» Your task:
Return all of the data exactly as given.

** Begin Given data **

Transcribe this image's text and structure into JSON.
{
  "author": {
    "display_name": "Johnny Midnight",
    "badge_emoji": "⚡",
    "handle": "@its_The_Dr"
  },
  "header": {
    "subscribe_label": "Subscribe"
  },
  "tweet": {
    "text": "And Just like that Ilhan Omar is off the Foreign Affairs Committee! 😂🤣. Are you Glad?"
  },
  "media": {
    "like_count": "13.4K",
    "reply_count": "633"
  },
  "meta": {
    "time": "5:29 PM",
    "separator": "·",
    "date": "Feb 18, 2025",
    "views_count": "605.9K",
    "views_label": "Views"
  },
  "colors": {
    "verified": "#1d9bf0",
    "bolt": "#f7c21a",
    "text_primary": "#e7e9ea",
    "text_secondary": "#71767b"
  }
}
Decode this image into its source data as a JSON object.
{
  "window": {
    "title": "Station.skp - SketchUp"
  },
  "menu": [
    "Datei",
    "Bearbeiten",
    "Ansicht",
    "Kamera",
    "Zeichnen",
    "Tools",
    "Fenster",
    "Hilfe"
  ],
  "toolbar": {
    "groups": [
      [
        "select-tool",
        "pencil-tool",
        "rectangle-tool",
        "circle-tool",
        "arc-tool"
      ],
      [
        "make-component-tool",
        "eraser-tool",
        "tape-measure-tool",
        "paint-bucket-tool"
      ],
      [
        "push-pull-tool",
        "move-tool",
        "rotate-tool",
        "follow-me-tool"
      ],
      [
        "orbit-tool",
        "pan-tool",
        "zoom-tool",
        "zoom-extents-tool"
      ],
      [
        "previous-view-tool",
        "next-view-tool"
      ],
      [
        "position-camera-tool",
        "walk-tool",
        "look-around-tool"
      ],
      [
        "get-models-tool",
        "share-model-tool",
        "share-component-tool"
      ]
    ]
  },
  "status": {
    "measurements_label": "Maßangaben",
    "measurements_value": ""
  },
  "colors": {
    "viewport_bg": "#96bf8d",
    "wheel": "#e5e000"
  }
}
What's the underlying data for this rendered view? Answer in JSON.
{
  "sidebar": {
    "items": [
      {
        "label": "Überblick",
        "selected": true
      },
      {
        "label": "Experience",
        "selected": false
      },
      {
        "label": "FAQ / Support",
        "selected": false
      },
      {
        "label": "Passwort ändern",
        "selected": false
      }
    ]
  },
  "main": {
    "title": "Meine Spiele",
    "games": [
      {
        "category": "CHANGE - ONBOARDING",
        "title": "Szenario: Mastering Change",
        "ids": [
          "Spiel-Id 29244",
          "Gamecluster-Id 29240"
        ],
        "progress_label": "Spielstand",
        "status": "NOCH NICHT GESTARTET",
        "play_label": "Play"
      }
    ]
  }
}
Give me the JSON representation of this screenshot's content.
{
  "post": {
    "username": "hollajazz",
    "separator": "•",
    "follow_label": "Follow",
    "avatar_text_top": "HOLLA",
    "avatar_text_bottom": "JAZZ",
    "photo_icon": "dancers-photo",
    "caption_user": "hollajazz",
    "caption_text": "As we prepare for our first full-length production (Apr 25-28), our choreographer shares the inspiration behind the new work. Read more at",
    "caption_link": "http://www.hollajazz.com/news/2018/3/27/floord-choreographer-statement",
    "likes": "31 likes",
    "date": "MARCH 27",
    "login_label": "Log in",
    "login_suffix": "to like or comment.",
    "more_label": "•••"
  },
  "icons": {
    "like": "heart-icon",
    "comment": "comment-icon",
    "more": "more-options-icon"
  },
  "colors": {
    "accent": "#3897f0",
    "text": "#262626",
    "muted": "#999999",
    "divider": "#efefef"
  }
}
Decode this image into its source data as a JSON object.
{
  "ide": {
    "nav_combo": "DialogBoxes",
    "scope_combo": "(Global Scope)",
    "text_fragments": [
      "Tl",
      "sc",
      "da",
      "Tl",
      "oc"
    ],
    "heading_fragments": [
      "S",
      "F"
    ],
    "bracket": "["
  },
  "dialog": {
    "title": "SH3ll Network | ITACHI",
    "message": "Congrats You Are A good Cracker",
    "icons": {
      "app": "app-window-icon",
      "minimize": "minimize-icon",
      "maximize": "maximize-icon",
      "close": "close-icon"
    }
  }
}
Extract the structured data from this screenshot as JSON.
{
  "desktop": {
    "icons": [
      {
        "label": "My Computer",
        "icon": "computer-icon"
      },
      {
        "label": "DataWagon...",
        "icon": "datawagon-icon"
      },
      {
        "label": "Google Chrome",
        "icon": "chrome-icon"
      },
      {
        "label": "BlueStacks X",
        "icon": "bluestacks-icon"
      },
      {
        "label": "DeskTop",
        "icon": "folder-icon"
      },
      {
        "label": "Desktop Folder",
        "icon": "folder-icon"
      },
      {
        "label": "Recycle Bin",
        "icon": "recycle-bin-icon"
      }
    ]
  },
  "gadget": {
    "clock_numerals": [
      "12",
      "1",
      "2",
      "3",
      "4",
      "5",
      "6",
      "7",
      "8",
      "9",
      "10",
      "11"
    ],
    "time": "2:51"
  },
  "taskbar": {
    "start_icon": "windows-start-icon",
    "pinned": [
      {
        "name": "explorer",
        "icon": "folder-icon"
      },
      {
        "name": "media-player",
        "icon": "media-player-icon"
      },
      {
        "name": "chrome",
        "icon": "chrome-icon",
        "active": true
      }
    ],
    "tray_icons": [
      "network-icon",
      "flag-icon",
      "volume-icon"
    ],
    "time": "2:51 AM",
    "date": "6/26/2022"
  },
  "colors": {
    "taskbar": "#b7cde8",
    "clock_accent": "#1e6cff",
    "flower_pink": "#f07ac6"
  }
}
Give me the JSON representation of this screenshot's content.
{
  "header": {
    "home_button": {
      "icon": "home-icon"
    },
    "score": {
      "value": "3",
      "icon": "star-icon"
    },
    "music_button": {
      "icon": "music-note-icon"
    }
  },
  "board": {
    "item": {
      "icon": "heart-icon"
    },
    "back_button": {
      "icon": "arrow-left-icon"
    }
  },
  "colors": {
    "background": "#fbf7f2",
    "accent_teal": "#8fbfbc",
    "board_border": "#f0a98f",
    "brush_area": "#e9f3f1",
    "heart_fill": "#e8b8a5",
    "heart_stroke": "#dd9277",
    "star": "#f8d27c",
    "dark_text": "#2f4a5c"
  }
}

** End Given data **

» In response:
Transcribe this image's text and structure into JSON.
{
  "author": {
    "display_name": "Johnny Midnight",
    "badge_emoji": "⚡",
    "handle": "@its_The_Dr"
  },
  "header": {
    "subscribe_label": "Subscribe"
  },
  "tweet": {
    "text": "And Just like that Ilhan Omar is off the Foreign Affairs Committee! 😂🤣. Are you Glad?"
  },
  "media": {
    "like_count": "13.4K",
    "reply_count": "633"
  },
  "meta": {
    "time": "5:29 PM",
    "separator": "·",
    "date": "Feb 18, 2025",
    "views_count": "605.9K",
    "views_label": "Views"
  },
  "colors": {
    "verified": "#1d9bf0",
    "bolt": "#f7c21a",
    "text_primary": "#e7e9ea",
    "text_secondary": "#71767b"
  }
}
Decode this image into its source data as a JSON object.
{
  "window": {
    "title": "Station.skp - SketchUp"
  },
  "menu": [
    "Datei",
    "Bearbeiten",
    "Ansicht",
    "Kamera",
    "Zeichnen",
    "Tools",
    "Fenster",
    "Hilfe"
  ],
  "toolbar": {
    "groups": [
      [
        "select-tool",
        "pencil-tool",
        "rectangle-tool",
        "circle-tool",
        "arc-tool"
      ],
      [
        "make-component-tool",
        "eraser-tool",
        "tape-measure-tool",
        "paint-bucket-tool"
      ],
      [
        "push-pull-tool",
        "move-tool",
        "rotate-tool",
        "follow-me-tool"
      ],
      [
        "orbit-tool",
        "pan-tool",
        "zoom-tool",
        "zoom-extents-tool"
      ],
      [
        "previous-view-tool",
        "next-view-tool"
      ],
      [
        "position-camera-tool",
        "walk-tool",
        "look-around-tool"
      ],
      [
        "get-models-tool",
        "share-model-tool",
        "share-component-tool"
      ]
    ]
  },
  "status": {
    "measurements_label": "Maßangaben",
    "measurements_value": ""
  },
  "colors": {
    "viewport_bg": "#96bf8d",
    "wheel": "#e5e000"
  }
}
What's the underlying data for this rendered view? Answer in JSON.
{
  "sidebar": {
    "items": [
      {
        "label": "Überblick",
        "selected": true
      },
      {
        "label": "Experience",
        "selected": false
      },
      {
        "label": "FAQ / Support",
        "selected": false
      },
      {
        "label": "Passwort ändern",
        "selected": false
      }
    ]
  },
  "main": {
    "title": "Meine Spiele",
    "games": [
      {
        "category": "CHANGE - ONBOARDING",
        "title": "Szenario: Mastering Change",
        "ids": [
          "Spiel-Id 29244",
          "Gamecluster-Id 29240"
        ],
        "progress_label": "Spielstand",
        "status": "NOCH NICHT GESTARTET",
        "play_label": "Play"
      }
    ]
  }
}
Give me the JSON representation of this screenshot's content.
{
  "post": {
    "username": "hollajazz",
    "separator": "•",
    "follow_label": "Follow",
    "avatar_text_top": "HOLLA",
    "avatar_text_bottom": "JAZZ",
    "photo_icon": "dancers-photo",
    "caption_user": "hollajazz",
    "caption_text": "As we prepare for our first full-length production (Apr 25-28), our choreographer shares the inspiration behind the new work. Read more at",
    "caption_link": "http://www.hollajazz.com/news/2018/3/27/floord-choreographer-statement",
    "likes": "31 likes",
    "date": "MARCH 27",
    "login_label": "Log in",
    "login_suffix": "to like or comment.",
    "more_label": "•••"
  },
  "icons": {
    "like": "heart-icon",
    "comment": "comment-icon",
    "more": "more-options-icon"
  },
  "colors": {
    "accent": "#3897f0",
    "text": "#262626",
    "muted": "#999999",
    "divider": "#efefef"
  }
}
Decode this image into its source data as a JSON object.
{
  "ide": {
    "nav_combo": "DialogBoxes",
    "scope_combo": "(Global Scope)",
    "text_fragments": [
      "Tl",
      "sc",
      "da",
      "Tl",
      "oc"
    ],
    "heading_fragments": [
      "S",
      "F"
    ],
    "bracket": "["
  },
  "dialog": {
    "title": "SH3ll Network | ITACHI",
    "message": "Congrats You Are A good Cracker",
    "icons": {
      "app": "app-window-icon",
      "minimize": "minimize-icon",
      "maximize": "maximize-icon",
      "close": "close-icon"
    }
  }
}
Extract the structured data from this screenshot as JSON.
{
  "desktop": {
    "icons": [
      {
        "label": "My Computer",
        "icon": "computer-icon"
      },
      {
        "label": "DataWagon...",
        "icon": "datawagon-icon"
      },
      {
        "label": "Google Chrome",
        "icon": "chrome-icon"
      },
      {
        "label": "BlueStacks X",
        "icon": "bluestacks-icon"
      },
      {
        "label": "DeskTop",
        "icon": "folder-icon"
      },
      {
        "label": "Desktop Folder",
        "icon": "folder-icon"
      },
      {
        "label": "Recycle Bin",
        "icon": "recycle-bin-icon"
      }
    ]
  },
  "gadget": {
    "clock_numerals": [
      "12",
      "1",
      "2",
      "3",
      "4",
      "5",
      "6",
      "7",
      "8",
      "9",
      "10",
      "11"
    ],
    "time": "2:51"
  },
  "taskbar": {
    "start_icon": "windows-start-icon",
    "pinned": [
      {
        "name": "explorer",
        "icon": "folder-icon"
      },
      {
        "name": "media-player",
        "icon": "media-player-icon"
      },
      {
        "name": "chrome",
        "icon": "chrome-icon",
        "active": true
      }
    ],
    "tray_icons": [
      "network-icon",
      "flag-icon",
      "volume-icon"
    ],
    "time": "2:51 AM",
    "date": "6/26/2022"
  },
  "colors": {
    "taskbar": "#b7cde8",
    "clock_accent": "#1e6cff",
    "flower_pink": "#f07ac6"
  }
}
Give me the JSON representation of this screenshot's content.
{
  "header": {
    "home_button": {
      "icon": "home-icon"
    },
    "score": {
      "value": "3",
      "icon": "star-icon"
    },
    "music_button": {
      "icon": "music-note-icon"
    }
  },
  "board": {
    "item": {
      "icon": "heart-icon"
    },
    "back_button": {
      "icon": "arrow-left-icon"
    }
  },
  "colors": {
    "background": "#fbf7f2",
    "accent_teal": "#8fbfbc",
    "board_border": "#f0a98f",
    "brush_area": "#e9f3f1",
    "heart_fill": "#e8b8a5",
    "heart_stroke": "#dd9277",
    "star": "#f8d27c",
    "dark_text": "#2f4a5c"
  }
}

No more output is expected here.